- PROBLEM DESCRIPTION -
The records that follow need to be output exactly as they are.
[START DATA ROWS]
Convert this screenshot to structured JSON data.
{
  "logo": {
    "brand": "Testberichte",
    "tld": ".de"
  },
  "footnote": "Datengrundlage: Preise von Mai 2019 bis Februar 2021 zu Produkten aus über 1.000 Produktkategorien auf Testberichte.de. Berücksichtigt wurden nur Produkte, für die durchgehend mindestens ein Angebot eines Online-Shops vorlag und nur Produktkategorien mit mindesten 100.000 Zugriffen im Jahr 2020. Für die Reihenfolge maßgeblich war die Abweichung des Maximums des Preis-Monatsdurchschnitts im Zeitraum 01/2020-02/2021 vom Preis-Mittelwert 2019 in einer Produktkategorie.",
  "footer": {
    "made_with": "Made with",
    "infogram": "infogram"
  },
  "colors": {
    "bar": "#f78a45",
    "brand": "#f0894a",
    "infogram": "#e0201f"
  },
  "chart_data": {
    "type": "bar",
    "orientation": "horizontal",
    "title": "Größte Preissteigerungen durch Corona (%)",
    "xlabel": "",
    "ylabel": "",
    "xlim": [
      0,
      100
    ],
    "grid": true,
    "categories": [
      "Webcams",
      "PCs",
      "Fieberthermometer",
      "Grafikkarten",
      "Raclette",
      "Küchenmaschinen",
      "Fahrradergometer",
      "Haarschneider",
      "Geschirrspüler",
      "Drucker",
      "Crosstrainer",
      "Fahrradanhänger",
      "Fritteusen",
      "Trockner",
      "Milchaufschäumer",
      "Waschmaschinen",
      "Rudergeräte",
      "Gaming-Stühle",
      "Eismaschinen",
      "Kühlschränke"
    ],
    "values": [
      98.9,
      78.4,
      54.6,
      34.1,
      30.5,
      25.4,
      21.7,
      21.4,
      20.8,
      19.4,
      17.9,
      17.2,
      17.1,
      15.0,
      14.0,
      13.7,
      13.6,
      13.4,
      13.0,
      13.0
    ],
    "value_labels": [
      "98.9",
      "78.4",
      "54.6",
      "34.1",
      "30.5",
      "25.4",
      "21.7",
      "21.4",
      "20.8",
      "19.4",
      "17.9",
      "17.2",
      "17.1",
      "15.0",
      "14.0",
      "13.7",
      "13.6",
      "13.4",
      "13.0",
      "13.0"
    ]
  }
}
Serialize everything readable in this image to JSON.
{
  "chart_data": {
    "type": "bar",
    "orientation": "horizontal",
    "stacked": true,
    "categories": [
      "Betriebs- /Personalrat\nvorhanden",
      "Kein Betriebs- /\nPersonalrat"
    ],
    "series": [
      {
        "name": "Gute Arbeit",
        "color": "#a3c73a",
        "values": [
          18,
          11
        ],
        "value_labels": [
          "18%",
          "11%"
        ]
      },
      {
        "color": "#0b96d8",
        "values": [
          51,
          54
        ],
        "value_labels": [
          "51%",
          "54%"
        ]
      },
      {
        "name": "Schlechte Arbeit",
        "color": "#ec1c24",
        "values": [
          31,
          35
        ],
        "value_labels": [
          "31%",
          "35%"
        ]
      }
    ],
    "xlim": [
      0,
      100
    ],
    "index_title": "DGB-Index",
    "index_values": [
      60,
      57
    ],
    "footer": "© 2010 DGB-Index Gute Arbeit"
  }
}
[END DATA ROWS]
- SOLUTION TO THIS TASK -
Convert this screenshot to structured JSON data.
{
  "logo": {
    "brand": "Testberichte",
    "tld": ".de"
  },
  "footnote": "Datengrundlage: Preise von Mai 2019 bis Februar 2021 zu Produkten aus über 1.000 Produktkategorien auf Testberichte.de. Berücksichtigt wurden nur Produkte, für die durchgehend mindestens ein Angebot eines Online-Shops vorlag und nur Produktkategorien mit mindesten 100.000 Zugriffen im Jahr 2020. Für die Reihenfolge maßgeblich war die Abweichung des Maximums des Preis-Monatsdurchschnitts im Zeitraum 01/2020-02/2021 vom Preis-Mittelwert 2019 in einer Produktkategorie.",
  "footer": {
    "made_with": "Made with",
    "infogram": "infogram"
  },
  "colors": {
    "bar": "#f78a45",
    "brand": "#f0894a",
    "infogram": "#e0201f"
  },
  "chart_data": {
    "type": "bar",
    "orientation": "horizontal",
    "title": "Größte Preissteigerungen durch Corona (%)",
    "xlabel": "",
    "ylabel": "",
    "xlim": [
      0,
      100
    ],
    "grid": true,
    "categories": [
      "Webcams",
      "PCs",
      "Fieberthermometer",
      "Grafikkarten",
      "Raclette",
      "Küchenmaschinen",
      "Fahrradergometer",
      "Haarschneider",
      "Geschirrspüler",
      "Drucker",
      "Crosstrainer",
      "Fahrradanhänger",
      "Fritteusen",
      "Trockner",
      "Milchaufschäumer",
      "Waschmaschinen",
      "Rudergeräte",
      "Gaming-Stühle",
      "Eismaschinen",
      "Kühlschränke"
    ],
    "values": [
      98.9,
      78.4,
      54.6,
      34.1,
      30.5,
      25.4,
      21.7,
      21.4,
      20.8,
      19.4,
      17.9,
      17.2,
      17.1,
      15.0,
      14.0,
      13.7,
      13.6,
      13.4,
      13.0,
      13.0
    ],
    "value_labels": [
      "98.9",
      "78.4",
      "54.6",
      "34.1",
      "30.5",
      "25.4",
      "21.7",
      "21.4",
      "20.8",
      "19.4",
      "17.9",
      "17.2",
      "17.1",
      "15.0",
      "14.0",
      "13.7",
      "13.6",
      "13.4",
      "13.0",
      "13.0"
    ]
  }
}
Serialize everything readable in this image to JSON.
{
  "chart_data": {
    "type": "bar",
    "orientation": "horizontal",
    "stacked": true,
    "categories": [
      "Betriebs- /Personalrat\nvorhanden",
      "Kein Betriebs- /\nPersonalrat"
    ],
    "series": [
      {
        "name": "Gute Arbeit",
        "color": "#a3c73a",
        "values": [
          18,
          11
        ],
        "value_labels": [
          "18%",
          "11%"
        ]
      },
      {
        "color": "#0b96d8",
        "values": [
          51,
          54
        ],
        "value_labels": [
          "51%",
          "54%"
        ]
      },
      {
        "name": "Schlechte Arbeit",
        "color": "#ec1c24",
        "values": [
          31,
          35
        ],
        "value_labels": [
          "31%",
          "35%"
        ]
      }
    ],
    "xlim": [
      0,
      100
    ],
    "index_title": "DGB-Index",
    "index_values": [
      60,
      57
    ],
    "footer": "© 2010 DGB-Index Gute Arbeit"
  }
}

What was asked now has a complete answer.